** Start DATASET ROWS **

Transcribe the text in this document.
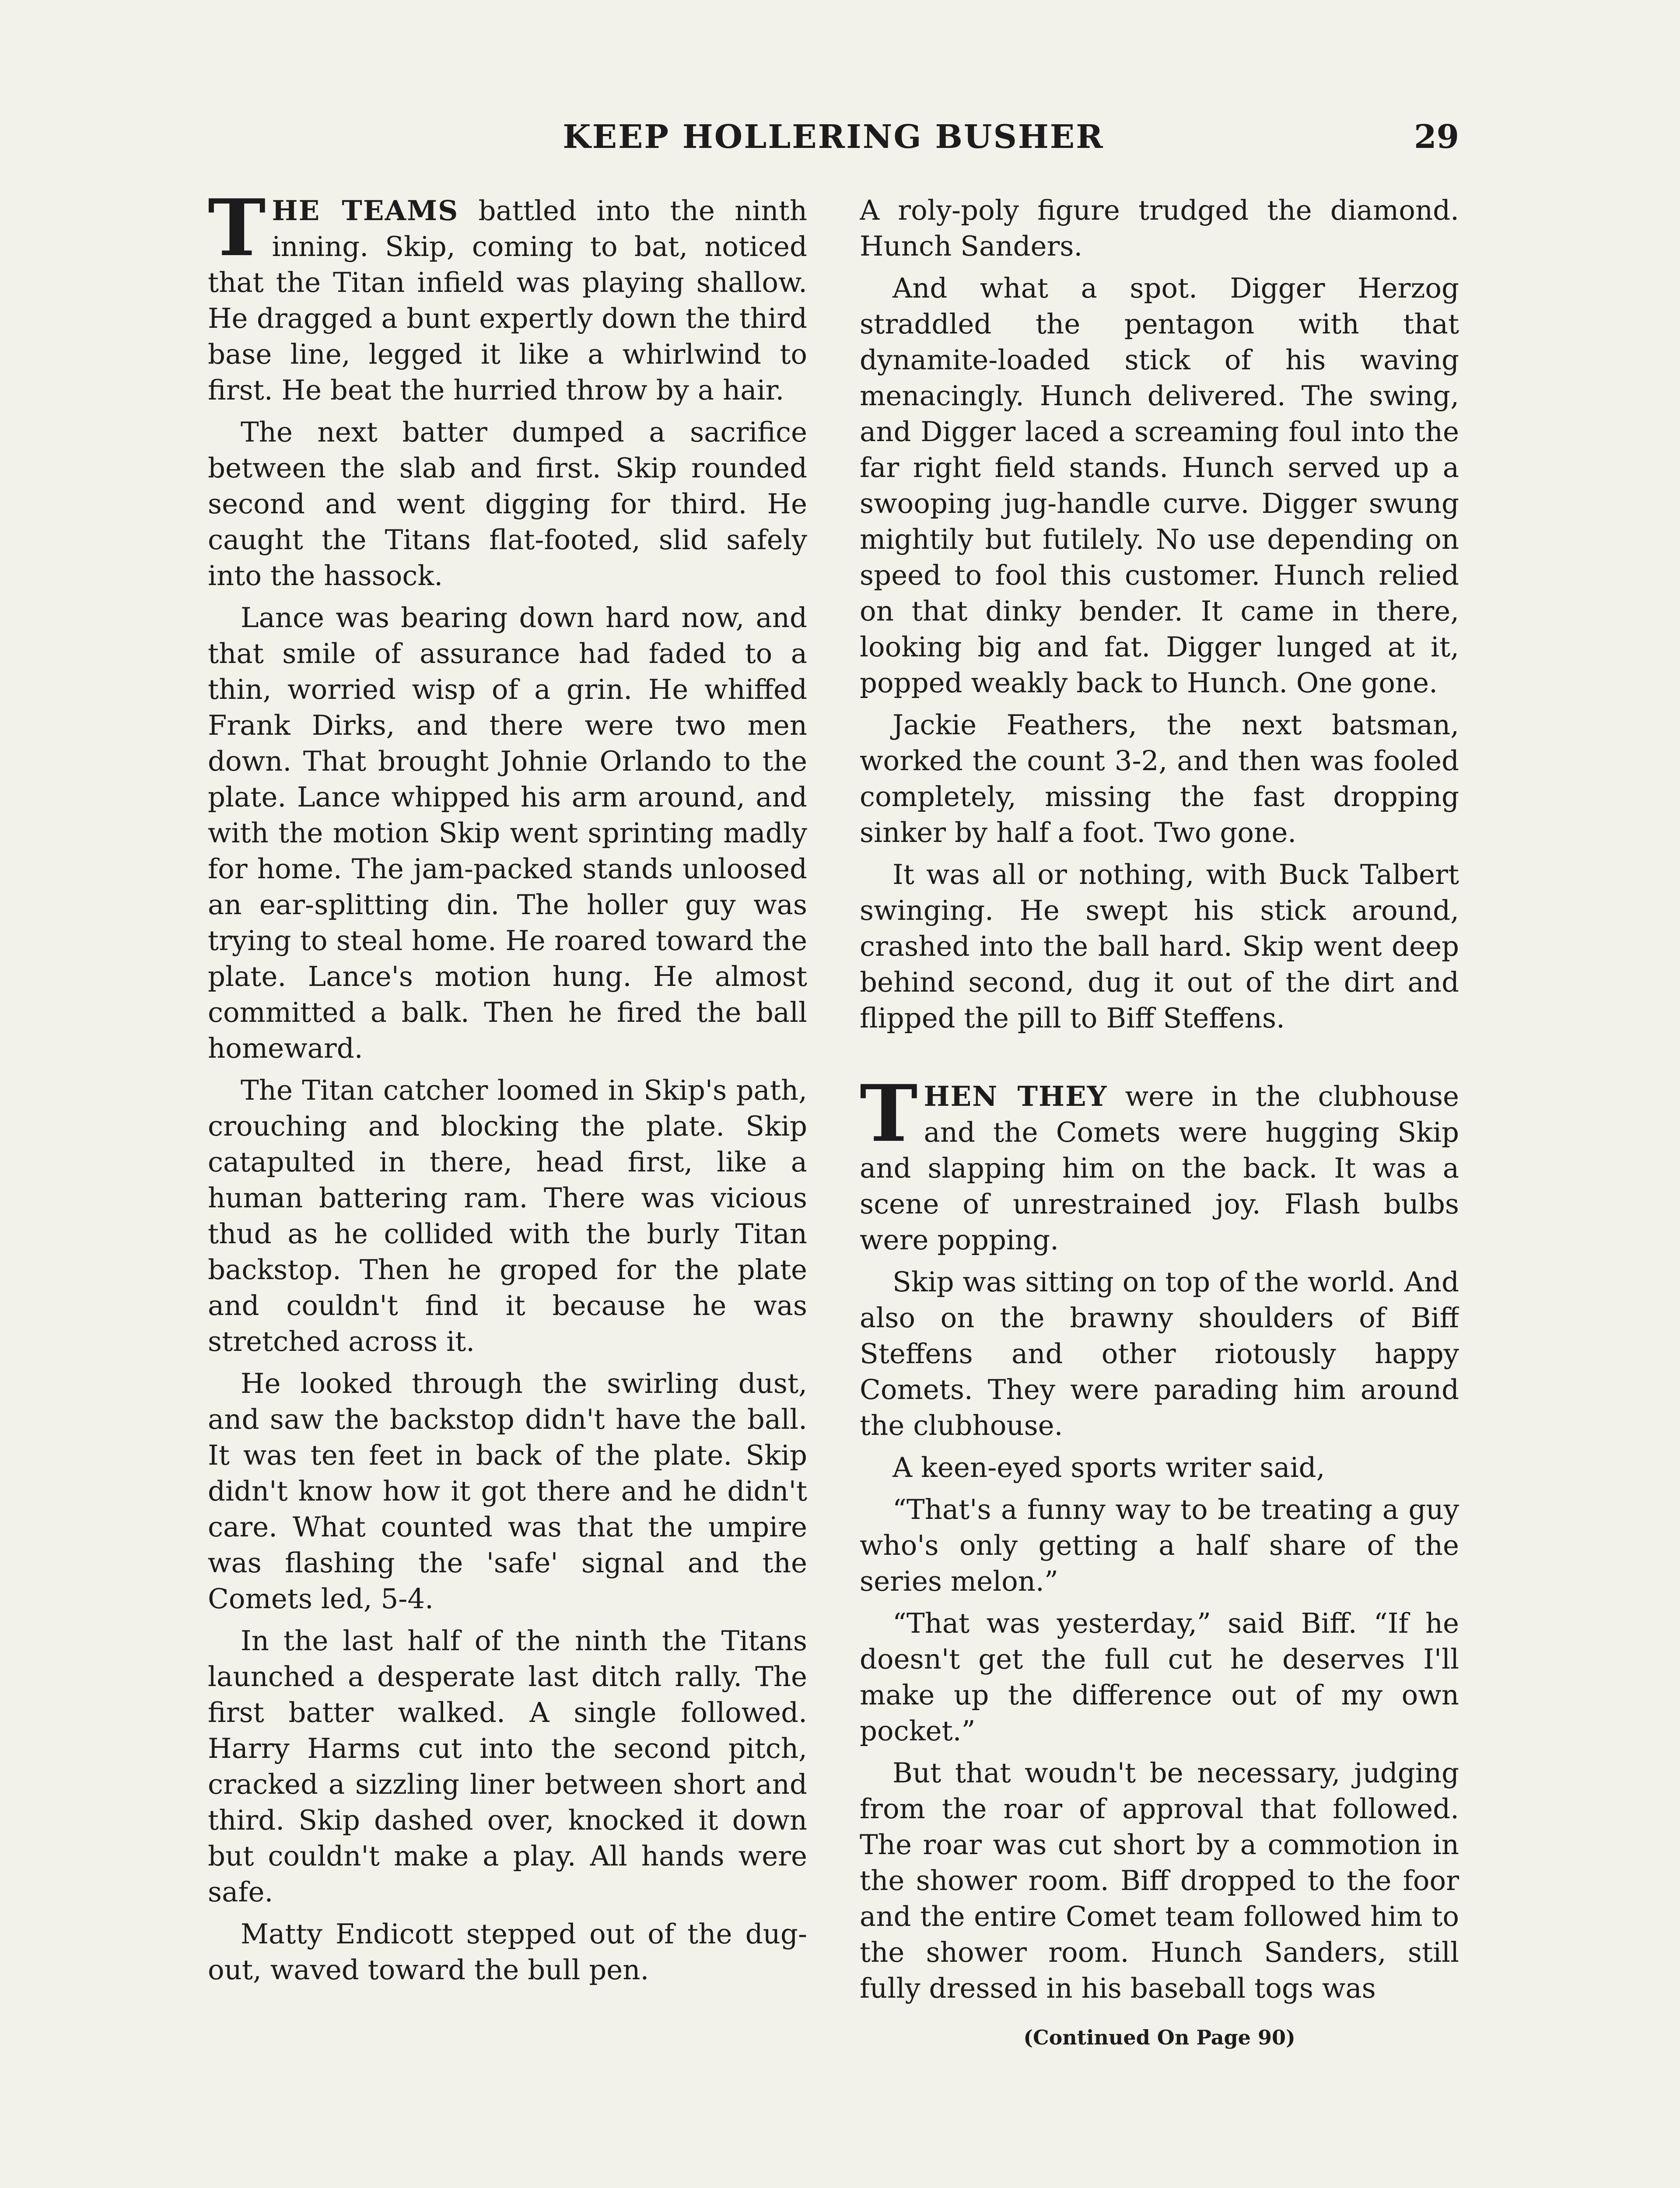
KEEP HOLLERING BUSHER	29

THE TEAMS battled into the ninth inning. Skip, coming to bat, noticed that the Titan infield was playing shallow. He dragged a bunt expertly down the third base line, legged it like a whirlwind to first. He beat the hurried throw by a hair.

The next batter dumped a sacrifice between the slab and first. Skip rounded second and went digging for third. He caught the Titans flat-footed, slid safely into the hassock.

Lance was bearing down hard now, and that smile of assurance had faded to a thin, worried wisp of a grin. He whiffed Frank Dirks, and there were two men down. That brought Johnie Orlando to the plate. Lance whipped his arm around, and with the motion Skip went sprinting madly for home. The jam-packed stands unloosed an ear-splitting din. The holler guy was trying to steal home. He roared toward the plate. Lance's motion hung. He almost committed a balk. Then he fired the ball homeward.

The Titan catcher loomed in Skip's path, crouching and blocking the plate. Skip catapulted in there, head first, like a human battering ram. There was vicious thud as he collided with the burly Titan backstop. Then he groped for the plate and couldn't find it because he was stretched across it.

He looked through the swirling dust, and saw the backstop didn't have the ball. It was ten feet in back of the plate. Skip didn't know how it got there and he didn't care. What counted was that the umpire was flashing the 'safe' signal and the Comets led, 5-4.

In the last half of the ninth the Titans launched a desperate last ditch rally. The first batter walked. A single followed. Harry Harms cut into the second pitch, cracked a sizzling liner between short and third. Skip dashed over, knocked it down but couldn't make a play. All hands were safe.

Matty Endicott stepped out of the dug-out, waved toward the bull pen.

A roly-poly figure trudged the diamond. Hunch Sanders.

And what a spot. Digger Herzog straddled the pentagon with that dynamite-loaded stick of his waving menacingly. Hunch delivered. The swing, and Digger laced a screaming foul into the far right field stands. Hunch served up a swooping jug-handle curve. Digger swung mightily but futilely. No use depending on speed to fool this customer. Hunch relied on that dinky bender. It came in there, looking big and fat. Digger lunged at it, popped weakly back to Hunch. One gone.

Jackie Feathers, the next batsman, worked the count 3-2, and then was fooled completely, missing the fast dropping sinker by half a foot. Two gone.

It was all or nothing, with Buck Talbert swinging. He swept his stick around, crashed into the ball hard. Skip went deep behind second, dug it out of the dirt and flipped the pill to Biff Steffens.

THEN THEY were in the clubhouse and the Comets were hugging Skip and slapping him on the back. It was a scene of unrestrained joy. Flash bulbs were popping.

Skip was sitting on top of the world. And also on the brawny shoulders of Biff Steffens and other riotously happy Comets. They were parading him around the clubhouse.

A keen-eyed sports writer said,

“That's a funny way to be treating a guy who's only getting a half share of the series melon.”

“That was yesterday,” said Biff. “If he doesn't get the full cut he deserves I'll make up the difference out of my own pocket.”

But that woudn't be necessary, judging from the roar of approval that followed. The roar was cut short by a commotion in the shower room. Biff dropped to the foor and the entire Comet team followed him to the shower room. Hunch Sanders, still fully dressed in his baseball togs was

(Continued On Page 90)
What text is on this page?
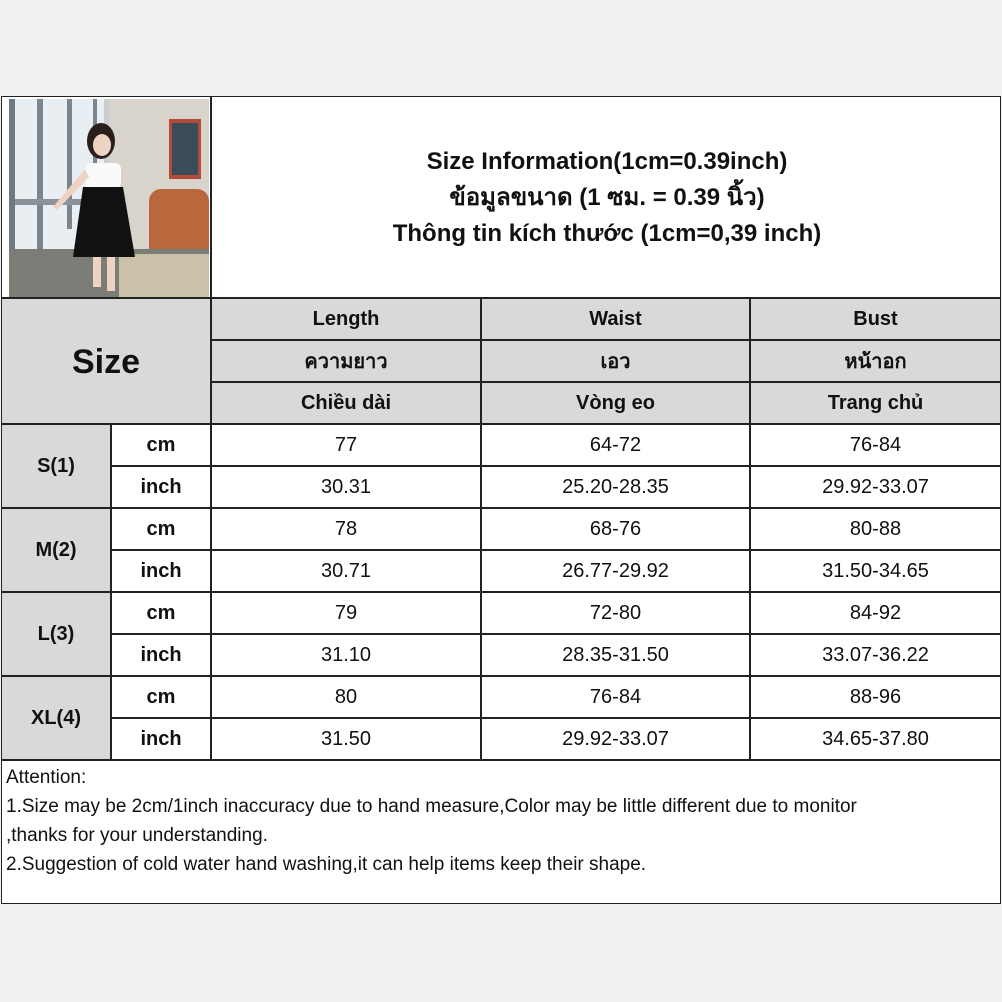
Size Information(1cm=0.39inch)
ข้อมูลขนาด (1 ซม. = 0.39 นิ้ว)
Thông tin kích thước (1cm=0,39 inch)
Size
Length	Waist	Bust
ความยาว	เอว	หน้าอก
Chiều dài	Vòng eo	Trang chủ
S(1)
cm	77	64-72	76-84
inch	30.31	25.20-28.35	29.92-33.07
M(2)
cm	78	68-76	80-88
inch	30.71	26.77-29.92	31.50-34.65
L(3)
cm	79	72-80	84-92
inch	31.10	28.35-31.50	33.07-36.22
XL(4)
cm	80	76-84	88-96
inch	31.50	29.92-33.07	34.65-37.80
Attention:
1.Size may be 2cm/1inch inaccuracy due to hand measure,Color may be little different due to monitor
,thanks for your understanding.
2.Suggestion of cold water hand washing,it can help items keep their shape.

** End DATASET ROWS **

WHAT YOU SHOULD DO:
Output each line exactly; omit every picture.

OUTPUT OF THE EXERCISE:
Transcribe the text in this document.
KEEP HOLLERING BUSHER	29

THE TEAMS battled into the ninth inning. Skip, coming to bat, noticed that the Titan infield was playing shallow. He dragged a bunt expertly down the third base line, legged it like a whirlwind to first. He beat the hurried throw by a hair.

The next batter dumped a sacrifice between the slab and first. Skip rounded second and went digging for third. He caught the Titans flat-footed, slid safely into the hassock.

Lance was bearing down hard now, and that smile of assurance had faded to a thin, worried wisp of a grin. He whiffed Frank Dirks, and there were two men down. That brought Johnie Orlando to the plate. Lance whipped his arm around, and with the motion Skip went sprinting madly for home. The jam-packed stands unloosed an ear-splitting din. The holler guy was trying to steal home. He roared toward the plate. Lance's motion hung. He almost committed a balk. Then he fired the ball homeward.

The Titan catcher loomed in Skip's path, crouching and blocking the plate. Skip catapulted in there, head first, like a human battering ram. There was vicious thud as he collided with the burly Titan backstop. Then he groped for the plate and couldn't find it because he was stretched across it.

He looked through the swirling dust, and saw the backstop didn't have the ball. It was ten feet in back of the plate. Skip didn't know how it got there and he didn't care. What counted was that the umpire was flashing the 'safe' signal and the Comets led, 5-4.

In the last half of the ninth the Titans launched a desperate last ditch rally. The first batter walked. A single followed. Harry Harms cut into the second pitch, cracked a sizzling liner between short and third. Skip dashed over, knocked it down but couldn't make a play. All hands were safe.

Matty Endicott stepped out of the dug-out, waved toward the bull pen.

A roly-poly figure trudged the diamond. Hunch Sanders.

And what a spot. Digger Herzog straddled the pentagon with that dynamite-loaded stick of his waving menacingly. Hunch delivered. The swing, and Digger laced a screaming foul into the far right field stands. Hunch served up a swooping jug-handle curve. Digger swung mightily but futilely. No use depending on speed to fool this customer. Hunch relied on that dinky bender. It came in there, looking big and fat. Digger lunged at it, popped weakly back to Hunch. One gone.

Jackie Feathers, the next batsman, worked the count 3-2, and then was fooled completely, missing the fast dropping sinker by half a foot. Two gone.

It was all or nothing, with Buck Talbert swinging. He swept his stick around, crashed into the ball hard. Skip went deep behind second, dug it out of the dirt and flipped the pill to Biff Steffens.

THEN THEY were in the clubhouse and the Comets were hugging Skip and slapping him on the back. It was a scene of unrestrained joy. Flash bulbs were popping.

Skip was sitting on top of the world. And also on the brawny shoulders of Biff Steffens and other riotously happy Comets. They were parading him around the clubhouse.

A keen-eyed sports writer said,

“That's a funny way to be treating a guy who's only getting a half share of the series melon.”

“That was yesterday,” said Biff. “If he doesn't get the full cut he deserves I'll make up the difference out of my own pocket.”

But that woudn't be necessary, judging from the roar of approval that followed. The roar was cut short by a commotion in the shower room. Biff dropped to the foor and the entire Comet team followed him to the shower room. Hunch Sanders, still fully dressed in his baseball togs was

(Continued On Page 90)
What text is on this page?
Size Information(1cm=0.39inch)
ข้อมูลขนาด (1 ซม. = 0.39 นิ้ว)
Thông tin kích thước (1cm=0,39 inch)
Size
Length	Waist	Bust
ความยาว	เอว	หน้าอก
Chiều dài	Vòng eo	Trang chủ
S(1)
cm	77	64-72	76-84
inch	30.31	25.20-28.35	29.92-33.07
M(2)
cm	78	68-76	80-88
inch	30.71	26.77-29.92	31.50-34.65
L(3)
cm	79	72-80	84-92
inch	31.10	28.35-31.50	33.07-36.22
XL(4)
cm	80	76-84	88-96
inch	31.50	29.92-33.07	34.65-37.80
Attention:
1.Size may be 2cm/1inch inaccuracy due to hand measure,Color may be little different due to monitor
,thanks for your understanding.
2.Suggestion of cold water hand washing,it can help items keep their shape.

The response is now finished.